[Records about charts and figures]
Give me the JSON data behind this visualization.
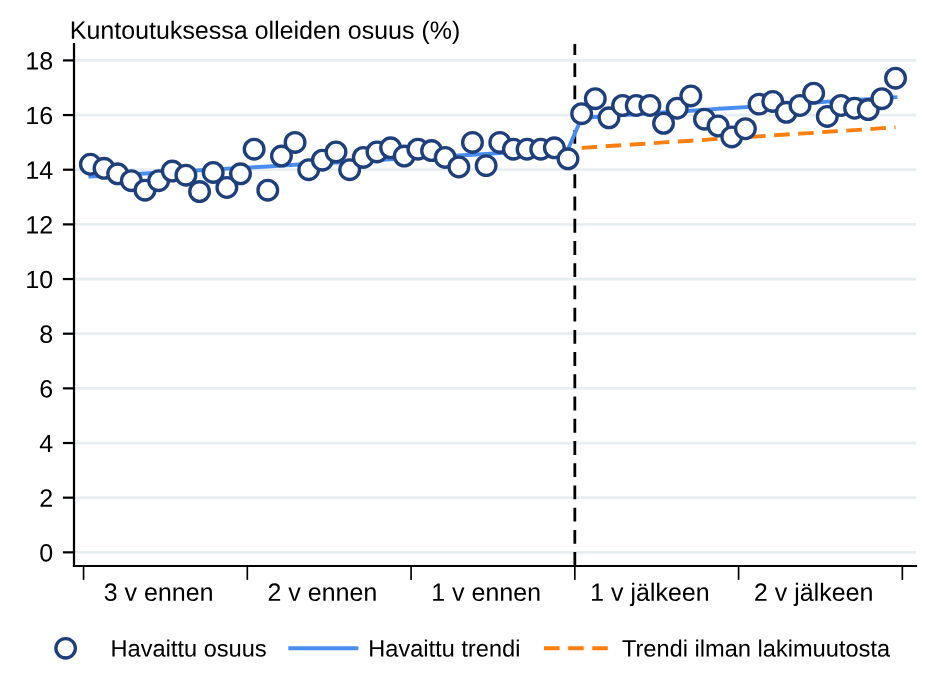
{
  "chart_data": {
    "type": "scatter",
    "ylabel": "Kuntoutuksessa olleiden osuus (%)",
    "categories": [
      null,
      null,
      null,
      null,
      null,
      "3 v ennen",
      null,
      null,
      null,
      null,
      null,
      null,
      null,
      null,
      null,
      null,
      null,
      "2 v ennen",
      null,
      null,
      null,
      null,
      null,
      null,
      null,
      null,
      null,
      null,
      null,
      "1 v ennen",
      null,
      null,
      null,
      null,
      null,
      null,
      null,
      null,
      null,
      null,
      null,
      "1 v jälkeen",
      null,
      null,
      null,
      null,
      null,
      null,
      null,
      null,
      null,
      null,
      null,
      "2 v jälkeen",
      null,
      null,
      null,
      null,
      null,
      null
    ],
    "ylim": [
      -0.5,
      18.6
    ],
    "yticks": [
      0,
      2,
      4,
      6,
      8,
      10,
      12,
      14,
      16,
      18
    ],
    "grid": "y",
    "legend": "bottom",
    "series": [
      {
        "name": "Havaittu osuus",
        "marker": "circle",
        "color": "#1f3f7a",
        "values": [
          14.2,
          14.05,
          13.85,
          13.6,
          13.25,
          13.6,
          13.95,
          13.8,
          13.2,
          13.9,
          13.35,
          13.85,
          14.75,
          13.25,
          14.5,
          15.0,
          14.0,
          14.35,
          14.65,
          14.0,
          14.45,
          14.65,
          14.8,
          14.5,
          14.75,
          14.7,
          14.45,
          14.1,
          15.0,
          14.15,
          15.0,
          14.75,
          14.75,
          14.75,
          14.8,
          14.4,
          16.05,
          16.6,
          15.9,
          16.35,
          16.35,
          16.35,
          15.7,
          16.25,
          16.7,
          15.85,
          15.6,
          15.2,
          15.5,
          16.4,
          16.5,
          16.1,
          16.35,
          16.8,
          15.95,
          16.35,
          16.25,
          16.2,
          16.6,
          17.35
        ]
      },
      {
        "name": "Havaittu trendi",
        "type": "line",
        "marker": "none",
        "line_style": "solid",
        "color": "#4a8df0",
        "values": [
          13.75,
          13.78,
          13.81,
          13.84,
          13.86,
          13.89,
          13.92,
          13.95,
          13.98,
          14.01,
          14.04,
          14.06,
          14.09,
          14.12,
          14.15,
          14.18,
          14.21,
          14.24,
          14.26,
          14.29,
          14.32,
          14.35,
          14.38,
          14.41,
          14.44,
          14.46,
          14.49,
          14.52,
          14.55,
          14.58,
          14.61,
          14.64,
          14.66,
          14.69,
          14.72,
          14.75,
          15.9,
          15.93,
          15.97,
          16.0,
          16.03,
          16.06,
          16.1,
          16.13,
          16.16,
          16.19,
          16.23,
          16.26,
          16.29,
          16.32,
          16.36,
          16.39,
          16.42,
          16.45,
          16.49,
          16.52,
          16.55,
          16.58,
          16.62,
          16.65
        ]
      },
      {
        "name": "Trendi ilman lakimuutosta",
        "type": "line",
        "marker": "none",
        "line_style": "dashed",
        "color": "#ff7f0e",
        "values": [
          null,
          null,
          null,
          null,
          null,
          null,
          null,
          null,
          null,
          null,
          null,
          null,
          null,
          null,
          null,
          null,
          null,
          null,
          null,
          null,
          null,
          null,
          null,
          null,
          null,
          null,
          null,
          null,
          null,
          null,
          null,
          null,
          null,
          null,
          null,
          null,
          14.8,
          14.83,
          14.87,
          14.9,
          14.93,
          14.96,
          15.0,
          15.03,
          15.06,
          15.09,
          15.13,
          15.16,
          15.19,
          15.22,
          15.26,
          15.29,
          15.32,
          15.35,
          15.39,
          15.42,
          15.45,
          15.48,
          15.52,
          15.55
        ]
      }
    ]
  }
}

PROBLEM REQUIREMENTS
Omit pictures; set down the rest of the material word for word.

SOLUTION
Give me the JSON data behind this visualization.
{
  "chart_data": {
    "type": "scatter",
    "ylabel": "Kuntoutuksessa olleiden osuus (%)",
    "categories": [
      null,
      null,
      null,
      null,
      null,
      "3 v ennen",
      null,
      null,
      null,
      null,
      null,
      null,
      null,
      null,
      null,
      null,
      null,
      "2 v ennen",
      null,
      null,
      null,
      null,
      null,
      null,
      null,
      null,
      null,
      null,
      null,
      "1 v ennen",
      null,
      null,
      null,
      null,
      null,
      null,
      null,
      null,
      null,
      null,
      null,
      "1 v jälkeen",
      null,
      null,
      null,
      null,
      null,
      null,
      null,
      null,
      null,
      null,
      null,
      "2 v jälkeen",
      null,
      null,
      null,
      null,
      null,
      null
    ],
    "ylim": [
      -0.5,
      18.6
    ],
    "yticks": [
      0,
      2,
      4,
      6,
      8,
      10,
      12,
      14,
      16,
      18
    ],
    "grid": "y",
    "legend": "bottom",
    "series": [
      {
        "name": "Havaittu osuus",
        "marker": "circle",
        "color": "#1f3f7a",
        "values": [
          14.2,
          14.05,
          13.85,
          13.6,
          13.25,
          13.6,
          13.95,
          13.8,
          13.2,
          13.9,
          13.35,
          13.85,
          14.75,
          13.25,
          14.5,
          15.0,
          14.0,
          14.35,
          14.65,
          14.0,
          14.45,
          14.65,
          14.8,
          14.5,
          14.75,
          14.7,
          14.45,
          14.1,
          15.0,
          14.15,
          15.0,
          14.75,
          14.75,
          14.75,
          14.8,
          14.4,
          16.05,
          16.6,
          15.9,
          16.35,
          16.35,
          16.35,
          15.7,
          16.25,
          16.7,
          15.85,
          15.6,
          15.2,
          15.5,
          16.4,
          16.5,
          16.1,
          16.35,
          16.8,
          15.95,
          16.35,
          16.25,
          16.2,
          16.6,
          17.35
        ]
      },
      {
        "name": "Havaittu trendi",
        "type": "line",
        "marker": "none",
        "line_style": "solid",
        "color": "#4a8df0",
        "values": [
          13.75,
          13.78,
          13.81,
          13.84,
          13.86,
          13.89,
          13.92,
          13.95,
          13.98,
          14.01,
          14.04,
          14.06,
          14.09,
          14.12,
          14.15,
          14.18,
          14.21,
          14.24,
          14.26,
          14.29,
          14.32,
          14.35,
          14.38,
          14.41,
          14.44,
          14.46,
          14.49,
          14.52,
          14.55,
          14.58,
          14.61,
          14.64,
          14.66,
          14.69,
          14.72,
          14.75,
          15.9,
          15.93,
          15.97,
          16.0,
          16.03,
          16.06,
          16.1,
          16.13,
          16.16,
          16.19,
          16.23,
          16.26,
          16.29,
          16.32,
          16.36,
          16.39,
          16.42,
          16.45,
          16.49,
          16.52,
          16.55,
          16.58,
          16.62,
          16.65
        ]
      },
      {
        "name": "Trendi ilman lakimuutosta",
        "type": "line",
        "marker": "none",
        "line_style": "dashed",
        "color": "#ff7f0e",
        "values": [
          null,
          null,
          null,
          null,
          null,
          null,
          null,
          null,
          null,
          null,
          null,
          null,
          null,
          null,
          null,
          null,
          null,
          null,
          null,
          null,
          null,
          null,
          null,
          null,
          null,
          null,
          null,
          null,
          null,
          null,
          null,
          null,
          null,
          null,
          null,
          null,
          14.8,
          14.83,
          14.87,
          14.9,
          14.93,
          14.96,
          15.0,
          15.03,
          15.06,
          15.09,
          15.13,
          15.16,
          15.19,
          15.22,
          15.26,
          15.29,
          15.32,
          15.35,
          15.39,
          15.42,
          15.45,
          15.48,
          15.52,
          15.55
        ]
      }
    ]
  }
}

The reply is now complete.